Text for analysis:
>>>
It has been said also that Peter Singer has a chair in ethics
at Princeton University. Perhaps more relevant to this discussion
is that Peter Singer wrote the guest editorial in the official journal
of the American Academy of Pediatrics on this issue opposing the
Koop rule in which he famously said that a pig or a dog is smarter
than a handicapped newborn and perhaps has more rights.
The American Academy of Pediatrics sued successfully against the
Koop rule and decided it would prefer an actual standard of care
to be specifically written into policy and engaged in a negotiation
with right to life and disability rights groups, which they all
signed, including the AAP, and that is the language you have before
you now.
<<<
Problem requirements: Continue the passage on the Koop rule from its last sentence.

Saved data entries:
>>>
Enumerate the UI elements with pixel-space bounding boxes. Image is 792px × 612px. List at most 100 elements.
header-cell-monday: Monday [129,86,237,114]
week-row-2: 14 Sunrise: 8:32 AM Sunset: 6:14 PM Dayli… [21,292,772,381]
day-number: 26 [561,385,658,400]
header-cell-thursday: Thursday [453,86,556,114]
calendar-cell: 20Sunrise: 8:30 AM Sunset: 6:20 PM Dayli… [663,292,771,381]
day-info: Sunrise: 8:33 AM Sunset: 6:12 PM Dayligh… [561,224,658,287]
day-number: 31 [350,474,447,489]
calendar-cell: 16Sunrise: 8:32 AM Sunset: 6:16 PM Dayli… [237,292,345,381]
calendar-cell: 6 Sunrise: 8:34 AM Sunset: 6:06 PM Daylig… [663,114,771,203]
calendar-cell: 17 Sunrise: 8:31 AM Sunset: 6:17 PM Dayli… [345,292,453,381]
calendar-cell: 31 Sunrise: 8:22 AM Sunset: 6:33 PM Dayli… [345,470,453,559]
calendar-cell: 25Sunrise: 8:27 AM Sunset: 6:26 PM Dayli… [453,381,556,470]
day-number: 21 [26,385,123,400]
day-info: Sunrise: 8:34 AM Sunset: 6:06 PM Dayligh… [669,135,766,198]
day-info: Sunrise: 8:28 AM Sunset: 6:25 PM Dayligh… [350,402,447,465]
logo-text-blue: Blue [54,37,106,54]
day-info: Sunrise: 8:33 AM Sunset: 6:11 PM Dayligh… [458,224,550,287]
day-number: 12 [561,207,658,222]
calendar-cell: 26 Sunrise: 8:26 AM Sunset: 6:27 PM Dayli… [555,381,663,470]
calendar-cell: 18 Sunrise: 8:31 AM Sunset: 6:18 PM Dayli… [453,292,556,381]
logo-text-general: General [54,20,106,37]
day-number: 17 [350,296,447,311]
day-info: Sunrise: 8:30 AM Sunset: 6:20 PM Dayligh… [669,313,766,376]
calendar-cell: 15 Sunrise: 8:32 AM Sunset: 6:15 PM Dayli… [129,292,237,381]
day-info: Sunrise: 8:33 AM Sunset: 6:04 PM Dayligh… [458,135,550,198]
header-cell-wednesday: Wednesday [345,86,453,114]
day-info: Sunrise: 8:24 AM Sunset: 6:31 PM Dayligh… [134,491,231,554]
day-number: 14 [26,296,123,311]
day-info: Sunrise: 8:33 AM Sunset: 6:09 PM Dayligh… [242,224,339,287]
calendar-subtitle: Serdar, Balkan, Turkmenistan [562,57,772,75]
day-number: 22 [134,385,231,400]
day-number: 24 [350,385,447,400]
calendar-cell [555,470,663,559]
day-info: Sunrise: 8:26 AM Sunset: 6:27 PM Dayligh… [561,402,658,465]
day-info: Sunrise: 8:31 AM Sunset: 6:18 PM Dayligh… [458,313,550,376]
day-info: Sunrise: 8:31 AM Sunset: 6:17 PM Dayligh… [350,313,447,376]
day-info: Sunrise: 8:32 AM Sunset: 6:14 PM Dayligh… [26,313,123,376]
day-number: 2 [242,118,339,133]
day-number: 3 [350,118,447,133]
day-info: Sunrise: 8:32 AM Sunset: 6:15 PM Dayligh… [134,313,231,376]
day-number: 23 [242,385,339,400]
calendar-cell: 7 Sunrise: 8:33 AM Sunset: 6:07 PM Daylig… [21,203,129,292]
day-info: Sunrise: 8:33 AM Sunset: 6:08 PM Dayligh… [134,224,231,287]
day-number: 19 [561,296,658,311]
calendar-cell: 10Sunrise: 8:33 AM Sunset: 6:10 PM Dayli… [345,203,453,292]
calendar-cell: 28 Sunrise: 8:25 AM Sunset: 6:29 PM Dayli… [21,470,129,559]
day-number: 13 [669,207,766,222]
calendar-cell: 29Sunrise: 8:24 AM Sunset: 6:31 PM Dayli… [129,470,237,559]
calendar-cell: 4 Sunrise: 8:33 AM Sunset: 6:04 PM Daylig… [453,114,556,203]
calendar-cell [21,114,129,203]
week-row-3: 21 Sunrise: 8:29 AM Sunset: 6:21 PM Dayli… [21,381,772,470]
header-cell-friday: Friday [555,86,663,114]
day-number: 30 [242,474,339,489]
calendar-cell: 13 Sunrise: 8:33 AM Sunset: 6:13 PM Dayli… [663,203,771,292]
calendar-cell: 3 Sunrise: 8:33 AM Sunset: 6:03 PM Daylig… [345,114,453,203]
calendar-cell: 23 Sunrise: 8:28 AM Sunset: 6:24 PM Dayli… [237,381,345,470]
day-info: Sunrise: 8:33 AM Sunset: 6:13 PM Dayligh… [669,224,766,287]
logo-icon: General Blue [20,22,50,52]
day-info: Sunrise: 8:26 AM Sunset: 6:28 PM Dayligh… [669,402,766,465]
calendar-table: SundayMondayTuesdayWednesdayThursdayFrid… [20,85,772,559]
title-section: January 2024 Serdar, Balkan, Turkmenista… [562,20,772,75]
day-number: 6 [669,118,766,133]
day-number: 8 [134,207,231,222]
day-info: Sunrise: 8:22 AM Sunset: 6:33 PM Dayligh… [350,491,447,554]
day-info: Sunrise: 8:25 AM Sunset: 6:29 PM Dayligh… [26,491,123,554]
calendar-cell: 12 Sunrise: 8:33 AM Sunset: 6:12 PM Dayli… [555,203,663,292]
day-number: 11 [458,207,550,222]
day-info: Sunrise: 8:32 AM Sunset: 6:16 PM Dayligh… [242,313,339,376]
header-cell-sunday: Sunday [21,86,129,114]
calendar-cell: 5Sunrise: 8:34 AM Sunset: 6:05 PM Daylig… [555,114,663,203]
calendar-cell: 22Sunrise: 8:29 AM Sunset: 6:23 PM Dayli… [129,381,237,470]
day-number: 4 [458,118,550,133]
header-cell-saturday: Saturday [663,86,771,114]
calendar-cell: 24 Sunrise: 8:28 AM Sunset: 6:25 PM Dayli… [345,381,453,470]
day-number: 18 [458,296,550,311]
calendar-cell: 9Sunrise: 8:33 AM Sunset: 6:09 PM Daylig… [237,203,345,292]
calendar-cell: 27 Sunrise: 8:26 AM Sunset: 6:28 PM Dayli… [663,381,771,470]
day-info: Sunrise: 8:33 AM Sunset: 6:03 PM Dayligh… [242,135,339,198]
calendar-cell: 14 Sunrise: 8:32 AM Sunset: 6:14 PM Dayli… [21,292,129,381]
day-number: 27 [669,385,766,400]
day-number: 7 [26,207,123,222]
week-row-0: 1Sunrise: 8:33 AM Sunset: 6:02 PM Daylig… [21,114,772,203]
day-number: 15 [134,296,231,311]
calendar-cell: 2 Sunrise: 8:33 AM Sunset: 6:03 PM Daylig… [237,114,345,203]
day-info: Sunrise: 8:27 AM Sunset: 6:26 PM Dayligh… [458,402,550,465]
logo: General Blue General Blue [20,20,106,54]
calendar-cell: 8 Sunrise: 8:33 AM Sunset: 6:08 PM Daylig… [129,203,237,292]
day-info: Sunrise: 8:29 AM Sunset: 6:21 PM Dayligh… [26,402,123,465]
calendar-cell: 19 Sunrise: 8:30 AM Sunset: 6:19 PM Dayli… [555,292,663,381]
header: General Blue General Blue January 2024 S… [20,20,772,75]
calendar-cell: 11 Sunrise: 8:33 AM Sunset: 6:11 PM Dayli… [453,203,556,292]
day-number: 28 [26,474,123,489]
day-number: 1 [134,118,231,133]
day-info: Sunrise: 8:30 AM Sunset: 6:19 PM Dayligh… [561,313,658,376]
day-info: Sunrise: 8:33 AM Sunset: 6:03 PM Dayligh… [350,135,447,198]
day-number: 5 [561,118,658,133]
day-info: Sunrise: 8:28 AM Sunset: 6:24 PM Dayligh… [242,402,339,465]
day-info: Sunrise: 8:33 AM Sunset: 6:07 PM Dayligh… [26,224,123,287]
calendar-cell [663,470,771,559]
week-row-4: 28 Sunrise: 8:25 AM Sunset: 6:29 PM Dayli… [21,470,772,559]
<<<
Response to this exercise:
I think my organization was the only one engaged in the negotiation
not to sign the final language because we did have a concern that
burdensomeness of treatment and inhumaneness of treatment can be
a factor even in cases where it is not going to be virtually futile
in sustaining life, but understandably, the disability rights groups
did not want that burden standard because (a) it's inherently
subjective and (b) they feared, I think, with reason that the medical
profession would translate that through its prism in which an unhappy
or unproductive life can itself be a burden.
And so that is what produced the language you have before you
now, and I'm delighted to see pediatricians now discovering
the nuances of Catholic teaching on burdensome treatment. Even
death bed conversions are welcome, but in this case it may be 20
years late.
Thank you.
CHAIRMAN PELLEGRINO: Thank you very much.
Dr. George.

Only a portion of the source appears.